* [EXERCISE]: Take each line containing the word "settings" and copy it.

--- Start ---

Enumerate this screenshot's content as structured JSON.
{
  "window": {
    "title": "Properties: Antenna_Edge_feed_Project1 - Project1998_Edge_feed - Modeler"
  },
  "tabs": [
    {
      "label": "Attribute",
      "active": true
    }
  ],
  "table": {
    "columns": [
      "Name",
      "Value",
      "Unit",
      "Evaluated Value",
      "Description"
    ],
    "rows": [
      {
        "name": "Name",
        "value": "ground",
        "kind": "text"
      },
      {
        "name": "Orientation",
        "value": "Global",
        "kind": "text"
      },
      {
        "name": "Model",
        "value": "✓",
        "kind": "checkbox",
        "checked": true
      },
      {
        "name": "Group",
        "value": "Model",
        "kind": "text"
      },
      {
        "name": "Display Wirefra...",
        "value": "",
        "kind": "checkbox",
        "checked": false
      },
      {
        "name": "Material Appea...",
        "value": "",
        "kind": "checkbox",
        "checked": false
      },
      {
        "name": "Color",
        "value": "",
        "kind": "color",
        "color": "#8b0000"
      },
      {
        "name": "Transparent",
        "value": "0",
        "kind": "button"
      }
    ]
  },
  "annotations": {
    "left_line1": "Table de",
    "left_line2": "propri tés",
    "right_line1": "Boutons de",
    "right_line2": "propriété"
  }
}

--- End ---
--- Start ---

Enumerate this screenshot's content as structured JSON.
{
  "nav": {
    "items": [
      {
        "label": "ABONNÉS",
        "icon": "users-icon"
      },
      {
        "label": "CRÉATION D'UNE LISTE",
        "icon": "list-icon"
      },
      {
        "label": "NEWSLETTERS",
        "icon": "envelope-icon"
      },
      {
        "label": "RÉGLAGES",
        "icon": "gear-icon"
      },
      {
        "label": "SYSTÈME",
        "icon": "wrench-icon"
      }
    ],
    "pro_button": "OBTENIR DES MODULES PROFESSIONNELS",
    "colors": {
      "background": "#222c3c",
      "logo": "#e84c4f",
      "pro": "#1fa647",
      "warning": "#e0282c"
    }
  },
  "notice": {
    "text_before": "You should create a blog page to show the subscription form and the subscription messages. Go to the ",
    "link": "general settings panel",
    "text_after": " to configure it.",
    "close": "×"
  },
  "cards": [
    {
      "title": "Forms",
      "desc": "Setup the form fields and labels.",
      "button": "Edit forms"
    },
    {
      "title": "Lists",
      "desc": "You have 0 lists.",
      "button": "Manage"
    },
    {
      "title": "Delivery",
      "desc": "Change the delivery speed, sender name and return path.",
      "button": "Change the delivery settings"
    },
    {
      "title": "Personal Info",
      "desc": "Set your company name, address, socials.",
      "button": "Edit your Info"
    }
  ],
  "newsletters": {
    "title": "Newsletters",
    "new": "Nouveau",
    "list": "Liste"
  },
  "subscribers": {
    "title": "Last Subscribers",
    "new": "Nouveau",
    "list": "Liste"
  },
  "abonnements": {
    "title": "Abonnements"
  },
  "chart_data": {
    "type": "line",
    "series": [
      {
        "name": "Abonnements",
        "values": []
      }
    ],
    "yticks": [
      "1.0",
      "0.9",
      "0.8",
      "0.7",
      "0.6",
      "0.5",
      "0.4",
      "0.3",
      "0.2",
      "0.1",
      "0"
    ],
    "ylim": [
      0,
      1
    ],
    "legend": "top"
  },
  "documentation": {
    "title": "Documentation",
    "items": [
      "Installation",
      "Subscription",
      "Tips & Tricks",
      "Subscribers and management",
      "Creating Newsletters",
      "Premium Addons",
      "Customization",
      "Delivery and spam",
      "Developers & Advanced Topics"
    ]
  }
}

--- End ---

* [RESULT OF THE EXERCISE]:
    "link": "general settings panel",
      "button": "Change the delivery settings"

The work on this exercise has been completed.